__Exercise prompt__. Restate the listing below word for word, omitting any images.

[START Data extract]

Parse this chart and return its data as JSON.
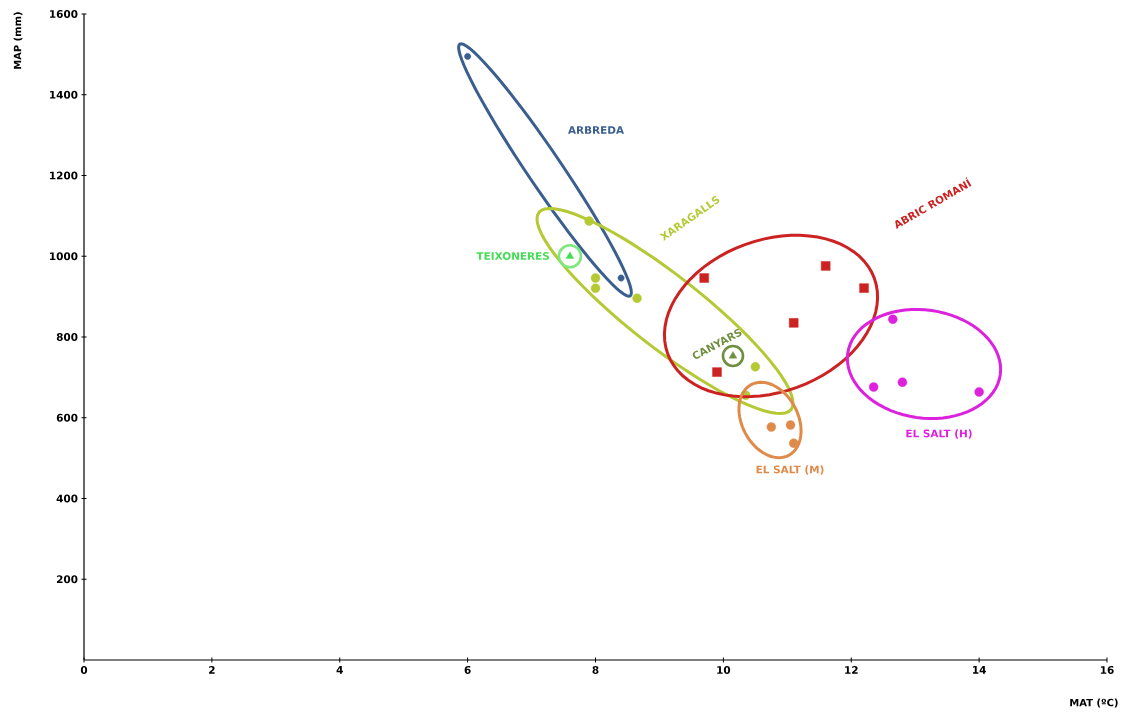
{
  "chart_data": {
    "type": "scatter",
    "xlabel": "MAT (ºC)",
    "ylabel": "MAP (mm)",
    "xlim": [
      0,
      16
    ],
    "ylim": [
      0,
      1600
    ],
    "xticks": [
      0,
      2,
      4,
      6,
      8,
      10,
      12,
      14,
      16
    ],
    "yticks": [
      200,
      400,
      600,
      800,
      1000,
      1200,
      1400,
      1600
    ],
    "series": [
      {
        "name": "ARBREDA",
        "color": "#3a5f8f",
        "marker": "circle",
        "x": [
          6.0,
          8.4
        ],
        "values": [
          1495,
          946
        ]
      },
      {
        "name": "XARAGALLS",
        "color": "#b5c934",
        "marker": "circle",
        "x": [
          7.9,
          8.0,
          8.0,
          8.65,
          10.5,
          10.35
        ],
        "values": [
          1087,
          946,
          921,
          896,
          726,
          656
        ]
      },
      {
        "name": "TEIXONERES",
        "color": "#44dd55",
        "marker": "triangle",
        "x": [
          7.6
        ],
        "values": [
          1000
        ]
      },
      {
        "name": "ABRIC ROMANÍ",
        "color": "#cc2222",
        "marker": "square",
        "x": [
          9.7,
          11.6,
          12.2,
          11.1,
          9.9
        ],
        "values": [
          946,
          976,
          921,
          835,
          713
        ]
      },
      {
        "name": "CANYARS",
        "color": "#6f8f3f",
        "marker": "triangle",
        "x": [
          10.15
        ],
        "values": [
          753
        ]
      },
      {
        "name": "EL SALT (M)",
        "color": "#e08a4a",
        "marker": "circle",
        "x": [
          10.75,
          11.05,
          11.1
        ],
        "values": [
          577,
          582,
          537
        ]
      },
      {
        "name": "EL SALT (H)",
        "color": "#dd22dd",
        "marker": "circle",
        "x": [
          12.65,
          12.35,
          12.8,
          14.0
        ],
        "values": [
          844,
          676,
          688,
          664
        ]
      }
    ]
  }
}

[END Data extract]

__Reply__.
Parse this chart and return its data as JSON.
{
  "chart_data": {
    "type": "scatter",
    "xlabel": "MAT (ºC)",
    "ylabel": "MAP (mm)",
    "xlim": [
      0,
      16
    ],
    "ylim": [
      0,
      1600
    ],
    "xticks": [
      0,
      2,
      4,
      6,
      8,
      10,
      12,
      14,
      16
    ],
    "yticks": [
      200,
      400,
      600,
      800,
      1000,
      1200,
      1400,
      1600
    ],
    "series": [
      {
        "name": "ARBREDA",
        "color": "#3a5f8f",
        "marker": "circle",
        "x": [
          6.0,
          8.4
        ],
        "values": [
          1495,
          946
        ]
      },
      {
        "name": "XARAGALLS",
        "color": "#b5c934",
        "marker": "circle",
        "x": [
          7.9,
          8.0,
          8.0,
          8.65,
          10.5,
          10.35
        ],
        "values": [
          1087,
          946,
          921,
          896,
          726,
          656
        ]
      },
      {
        "name": "TEIXONERES",
        "color": "#44dd55",
        "marker": "triangle",
        "x": [
          7.6
        ],
        "values": [
          1000
        ]
      },
      {
        "name": "ABRIC ROMANÍ",
        "color": "#cc2222",
        "marker": "square",
        "x": [
          9.7,
          11.6,
          12.2,
          11.1,
          9.9
        ],
        "values": [
          946,
          976,
          921,
          835,
          713
        ]
      },
      {
        "name": "CANYARS",
        "color": "#6f8f3f",
        "marker": "triangle",
        "x": [
          10.15
        ],
        "values": [
          753
        ]
      },
      {
        "name": "EL SALT (M)",
        "color": "#e08a4a",
        "marker": "circle",
        "x": [
          10.75,
          11.05,
          11.1
        ],
        "values": [
          577,
          582,
          537
        ]
      },
      {
        "name": "EL SALT (H)",
        "color": "#dd22dd",
        "marker": "circle",
        "x": [
          12.65,
          12.35,
          12.8,
          14.0
        ],
        "values": [
          844,
          676,
          688,
          664
        ]
      }
    ]
  }
}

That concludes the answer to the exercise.